Saved data entries:
--------------------------------------------------
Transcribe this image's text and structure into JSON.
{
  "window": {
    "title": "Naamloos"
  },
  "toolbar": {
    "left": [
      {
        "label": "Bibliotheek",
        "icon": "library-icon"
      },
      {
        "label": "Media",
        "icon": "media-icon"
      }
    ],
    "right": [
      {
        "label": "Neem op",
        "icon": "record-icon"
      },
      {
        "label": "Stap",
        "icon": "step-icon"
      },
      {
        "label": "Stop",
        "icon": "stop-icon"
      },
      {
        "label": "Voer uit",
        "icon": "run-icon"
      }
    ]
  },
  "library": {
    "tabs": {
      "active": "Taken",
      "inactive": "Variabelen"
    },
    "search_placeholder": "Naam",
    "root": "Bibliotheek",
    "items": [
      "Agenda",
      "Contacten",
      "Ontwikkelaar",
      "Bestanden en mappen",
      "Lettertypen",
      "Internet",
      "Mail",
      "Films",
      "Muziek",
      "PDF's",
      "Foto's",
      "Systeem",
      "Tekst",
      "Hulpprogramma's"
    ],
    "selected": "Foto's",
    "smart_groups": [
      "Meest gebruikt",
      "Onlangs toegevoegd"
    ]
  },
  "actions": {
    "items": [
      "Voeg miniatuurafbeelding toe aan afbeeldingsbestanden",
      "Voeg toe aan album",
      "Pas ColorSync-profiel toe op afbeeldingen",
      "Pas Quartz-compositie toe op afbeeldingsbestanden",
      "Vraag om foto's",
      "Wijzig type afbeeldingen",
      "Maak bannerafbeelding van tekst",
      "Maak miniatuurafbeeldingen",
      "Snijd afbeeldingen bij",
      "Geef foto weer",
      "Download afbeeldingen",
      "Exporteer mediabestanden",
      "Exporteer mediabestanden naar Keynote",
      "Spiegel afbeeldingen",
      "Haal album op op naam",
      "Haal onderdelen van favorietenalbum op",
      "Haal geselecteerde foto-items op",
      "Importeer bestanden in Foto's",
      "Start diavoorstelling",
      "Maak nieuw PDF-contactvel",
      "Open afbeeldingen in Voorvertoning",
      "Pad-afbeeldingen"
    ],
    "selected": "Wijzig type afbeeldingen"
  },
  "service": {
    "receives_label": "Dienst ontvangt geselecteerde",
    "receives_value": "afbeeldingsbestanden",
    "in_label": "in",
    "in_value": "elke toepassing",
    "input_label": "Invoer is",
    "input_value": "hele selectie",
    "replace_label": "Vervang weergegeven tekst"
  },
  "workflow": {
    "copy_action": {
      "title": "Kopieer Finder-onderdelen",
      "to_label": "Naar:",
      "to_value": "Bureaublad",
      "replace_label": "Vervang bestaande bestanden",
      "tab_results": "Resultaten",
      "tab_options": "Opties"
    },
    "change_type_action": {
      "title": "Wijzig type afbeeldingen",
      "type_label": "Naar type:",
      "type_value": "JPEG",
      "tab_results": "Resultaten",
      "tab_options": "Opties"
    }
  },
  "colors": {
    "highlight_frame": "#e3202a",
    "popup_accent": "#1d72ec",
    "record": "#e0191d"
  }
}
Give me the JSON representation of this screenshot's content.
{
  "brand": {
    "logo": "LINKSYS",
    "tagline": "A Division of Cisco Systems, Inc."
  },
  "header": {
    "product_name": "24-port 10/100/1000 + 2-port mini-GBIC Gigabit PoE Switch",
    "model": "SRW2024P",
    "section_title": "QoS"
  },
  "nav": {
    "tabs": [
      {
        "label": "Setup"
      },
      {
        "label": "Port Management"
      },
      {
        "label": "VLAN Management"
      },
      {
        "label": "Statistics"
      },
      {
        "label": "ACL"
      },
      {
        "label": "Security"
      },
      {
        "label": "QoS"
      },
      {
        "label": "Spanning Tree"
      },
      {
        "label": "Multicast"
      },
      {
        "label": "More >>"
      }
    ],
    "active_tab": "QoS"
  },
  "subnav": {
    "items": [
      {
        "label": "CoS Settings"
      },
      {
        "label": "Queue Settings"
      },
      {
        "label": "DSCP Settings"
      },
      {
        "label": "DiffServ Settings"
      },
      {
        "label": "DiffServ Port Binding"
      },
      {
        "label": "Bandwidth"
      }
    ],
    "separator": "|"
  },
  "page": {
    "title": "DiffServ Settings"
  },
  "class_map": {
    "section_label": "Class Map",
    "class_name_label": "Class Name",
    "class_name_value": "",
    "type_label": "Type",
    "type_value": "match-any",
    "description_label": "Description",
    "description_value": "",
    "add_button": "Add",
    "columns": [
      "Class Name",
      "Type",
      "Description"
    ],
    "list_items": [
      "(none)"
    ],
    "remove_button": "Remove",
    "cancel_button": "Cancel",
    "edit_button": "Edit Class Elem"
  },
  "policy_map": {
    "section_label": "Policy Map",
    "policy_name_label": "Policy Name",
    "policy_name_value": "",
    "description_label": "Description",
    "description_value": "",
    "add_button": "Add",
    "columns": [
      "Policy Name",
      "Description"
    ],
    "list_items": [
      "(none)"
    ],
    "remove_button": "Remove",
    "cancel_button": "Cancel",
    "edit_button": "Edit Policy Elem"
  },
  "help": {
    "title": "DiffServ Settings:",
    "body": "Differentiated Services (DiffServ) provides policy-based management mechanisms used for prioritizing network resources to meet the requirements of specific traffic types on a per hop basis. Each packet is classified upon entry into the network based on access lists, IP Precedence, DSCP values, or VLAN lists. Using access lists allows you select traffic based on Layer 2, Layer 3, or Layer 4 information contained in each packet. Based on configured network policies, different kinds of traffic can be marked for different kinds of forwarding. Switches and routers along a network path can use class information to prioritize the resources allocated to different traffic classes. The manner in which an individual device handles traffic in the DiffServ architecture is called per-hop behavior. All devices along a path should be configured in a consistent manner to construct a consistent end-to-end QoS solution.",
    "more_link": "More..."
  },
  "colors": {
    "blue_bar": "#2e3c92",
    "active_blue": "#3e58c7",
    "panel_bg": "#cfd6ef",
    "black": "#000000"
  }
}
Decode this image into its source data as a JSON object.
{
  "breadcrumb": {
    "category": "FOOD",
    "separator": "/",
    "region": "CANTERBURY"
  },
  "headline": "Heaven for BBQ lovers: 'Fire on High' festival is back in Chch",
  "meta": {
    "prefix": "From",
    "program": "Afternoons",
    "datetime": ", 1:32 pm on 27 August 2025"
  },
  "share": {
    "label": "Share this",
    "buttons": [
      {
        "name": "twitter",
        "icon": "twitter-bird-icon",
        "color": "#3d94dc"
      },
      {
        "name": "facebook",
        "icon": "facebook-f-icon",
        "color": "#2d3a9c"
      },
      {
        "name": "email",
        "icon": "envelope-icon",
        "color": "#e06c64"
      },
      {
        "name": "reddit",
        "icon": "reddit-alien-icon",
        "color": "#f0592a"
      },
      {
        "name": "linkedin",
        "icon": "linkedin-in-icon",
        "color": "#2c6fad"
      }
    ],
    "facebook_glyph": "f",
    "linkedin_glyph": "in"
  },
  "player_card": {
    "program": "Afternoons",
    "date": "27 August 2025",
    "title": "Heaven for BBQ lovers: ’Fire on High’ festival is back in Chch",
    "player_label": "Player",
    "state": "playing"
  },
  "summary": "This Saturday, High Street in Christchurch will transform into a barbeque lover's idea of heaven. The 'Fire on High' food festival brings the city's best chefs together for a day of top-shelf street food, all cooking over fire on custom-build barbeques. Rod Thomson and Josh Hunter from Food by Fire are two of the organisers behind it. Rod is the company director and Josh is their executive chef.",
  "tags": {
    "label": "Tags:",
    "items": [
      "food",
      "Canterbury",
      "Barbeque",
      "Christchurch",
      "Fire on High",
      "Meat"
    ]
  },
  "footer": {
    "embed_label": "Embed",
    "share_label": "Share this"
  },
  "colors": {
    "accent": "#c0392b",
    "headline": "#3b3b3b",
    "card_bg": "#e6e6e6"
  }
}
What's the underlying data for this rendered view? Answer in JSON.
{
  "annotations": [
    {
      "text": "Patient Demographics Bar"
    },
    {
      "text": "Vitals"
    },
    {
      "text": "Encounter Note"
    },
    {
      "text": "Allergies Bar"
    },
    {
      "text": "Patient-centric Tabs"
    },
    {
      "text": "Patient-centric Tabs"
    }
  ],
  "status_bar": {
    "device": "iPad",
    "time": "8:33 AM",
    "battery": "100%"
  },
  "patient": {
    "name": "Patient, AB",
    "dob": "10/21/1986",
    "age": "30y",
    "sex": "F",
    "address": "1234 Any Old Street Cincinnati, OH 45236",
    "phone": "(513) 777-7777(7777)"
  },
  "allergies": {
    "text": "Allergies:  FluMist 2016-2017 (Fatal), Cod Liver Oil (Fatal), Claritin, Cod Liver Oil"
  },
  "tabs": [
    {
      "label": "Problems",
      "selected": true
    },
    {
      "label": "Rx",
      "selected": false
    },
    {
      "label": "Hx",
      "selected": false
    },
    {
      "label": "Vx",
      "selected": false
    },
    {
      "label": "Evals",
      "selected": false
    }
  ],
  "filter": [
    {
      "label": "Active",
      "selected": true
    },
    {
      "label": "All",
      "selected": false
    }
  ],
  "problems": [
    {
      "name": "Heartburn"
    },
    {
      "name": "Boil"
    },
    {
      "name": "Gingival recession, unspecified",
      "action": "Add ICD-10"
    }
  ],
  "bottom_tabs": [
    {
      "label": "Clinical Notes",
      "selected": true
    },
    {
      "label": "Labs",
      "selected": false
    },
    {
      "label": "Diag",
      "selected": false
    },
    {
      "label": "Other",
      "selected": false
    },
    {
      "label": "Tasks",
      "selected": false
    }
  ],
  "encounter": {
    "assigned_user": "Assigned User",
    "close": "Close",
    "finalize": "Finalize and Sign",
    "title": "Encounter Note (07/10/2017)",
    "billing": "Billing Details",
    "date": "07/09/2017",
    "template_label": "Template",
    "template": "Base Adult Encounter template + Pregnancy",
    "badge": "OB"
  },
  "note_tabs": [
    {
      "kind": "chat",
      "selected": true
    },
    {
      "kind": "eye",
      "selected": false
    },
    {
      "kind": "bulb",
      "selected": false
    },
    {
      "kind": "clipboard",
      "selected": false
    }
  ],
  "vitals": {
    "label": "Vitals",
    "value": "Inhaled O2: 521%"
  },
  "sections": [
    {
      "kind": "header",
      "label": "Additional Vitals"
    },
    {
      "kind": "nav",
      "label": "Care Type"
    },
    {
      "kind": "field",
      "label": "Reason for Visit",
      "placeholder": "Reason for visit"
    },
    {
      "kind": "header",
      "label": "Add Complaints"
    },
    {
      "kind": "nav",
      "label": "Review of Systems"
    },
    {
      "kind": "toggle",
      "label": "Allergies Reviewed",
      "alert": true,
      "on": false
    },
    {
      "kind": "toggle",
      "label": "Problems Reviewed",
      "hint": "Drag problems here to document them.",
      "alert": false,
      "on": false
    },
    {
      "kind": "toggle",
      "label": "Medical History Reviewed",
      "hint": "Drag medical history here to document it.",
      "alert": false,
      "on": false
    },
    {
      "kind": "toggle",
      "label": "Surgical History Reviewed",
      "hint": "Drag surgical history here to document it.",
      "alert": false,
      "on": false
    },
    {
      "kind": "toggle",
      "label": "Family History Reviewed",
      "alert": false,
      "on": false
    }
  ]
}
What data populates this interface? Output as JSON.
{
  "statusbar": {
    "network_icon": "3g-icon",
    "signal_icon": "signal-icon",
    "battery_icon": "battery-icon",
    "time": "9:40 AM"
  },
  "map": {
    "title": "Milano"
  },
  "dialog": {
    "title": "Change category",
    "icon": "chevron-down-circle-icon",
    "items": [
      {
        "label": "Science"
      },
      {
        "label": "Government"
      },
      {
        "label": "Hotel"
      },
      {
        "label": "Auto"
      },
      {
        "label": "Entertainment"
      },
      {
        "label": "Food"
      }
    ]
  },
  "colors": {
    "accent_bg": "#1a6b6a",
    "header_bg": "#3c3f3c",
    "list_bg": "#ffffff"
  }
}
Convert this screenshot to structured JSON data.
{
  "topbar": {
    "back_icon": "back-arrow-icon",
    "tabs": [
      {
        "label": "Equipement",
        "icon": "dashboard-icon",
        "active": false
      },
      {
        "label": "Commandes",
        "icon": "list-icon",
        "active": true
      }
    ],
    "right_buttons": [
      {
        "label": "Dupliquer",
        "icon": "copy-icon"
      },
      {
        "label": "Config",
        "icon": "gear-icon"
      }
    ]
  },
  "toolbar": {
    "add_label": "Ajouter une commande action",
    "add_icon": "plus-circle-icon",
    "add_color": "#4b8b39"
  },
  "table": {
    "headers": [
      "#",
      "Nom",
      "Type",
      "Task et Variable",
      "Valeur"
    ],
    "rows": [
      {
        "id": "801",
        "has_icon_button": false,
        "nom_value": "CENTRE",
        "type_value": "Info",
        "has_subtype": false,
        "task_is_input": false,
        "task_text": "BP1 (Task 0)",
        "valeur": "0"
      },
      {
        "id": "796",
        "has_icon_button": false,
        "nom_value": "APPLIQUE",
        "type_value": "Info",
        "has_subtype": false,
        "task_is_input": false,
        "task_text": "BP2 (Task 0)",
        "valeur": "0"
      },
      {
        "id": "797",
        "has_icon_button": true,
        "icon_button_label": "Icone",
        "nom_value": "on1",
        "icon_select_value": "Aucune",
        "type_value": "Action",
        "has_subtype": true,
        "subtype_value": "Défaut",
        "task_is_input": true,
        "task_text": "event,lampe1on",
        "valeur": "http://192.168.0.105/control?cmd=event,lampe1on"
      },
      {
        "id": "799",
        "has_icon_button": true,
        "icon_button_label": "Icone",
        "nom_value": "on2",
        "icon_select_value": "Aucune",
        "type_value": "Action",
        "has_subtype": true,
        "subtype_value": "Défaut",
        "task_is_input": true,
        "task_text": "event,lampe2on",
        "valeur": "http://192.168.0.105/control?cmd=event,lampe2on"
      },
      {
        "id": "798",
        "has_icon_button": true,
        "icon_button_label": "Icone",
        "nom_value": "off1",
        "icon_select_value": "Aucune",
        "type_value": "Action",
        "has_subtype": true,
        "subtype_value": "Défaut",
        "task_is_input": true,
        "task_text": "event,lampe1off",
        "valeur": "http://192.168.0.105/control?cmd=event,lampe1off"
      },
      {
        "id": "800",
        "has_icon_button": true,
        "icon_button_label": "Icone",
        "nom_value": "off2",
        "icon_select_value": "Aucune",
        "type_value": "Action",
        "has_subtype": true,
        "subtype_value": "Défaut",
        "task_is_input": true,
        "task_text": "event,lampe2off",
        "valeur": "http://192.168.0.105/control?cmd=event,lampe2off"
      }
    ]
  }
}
--------------------------------------------------
## Set exercise
Pick out the lines that contain "afbeeldingsbestanden" and copy them.

## Full response
      "Voeg miniatuurafbeelding toe aan afbeeldingsbestanden",
      "Pas Quartz-compositie toe op afbeeldingsbestanden",
    "receives_value": "afbeeldingsbestanden",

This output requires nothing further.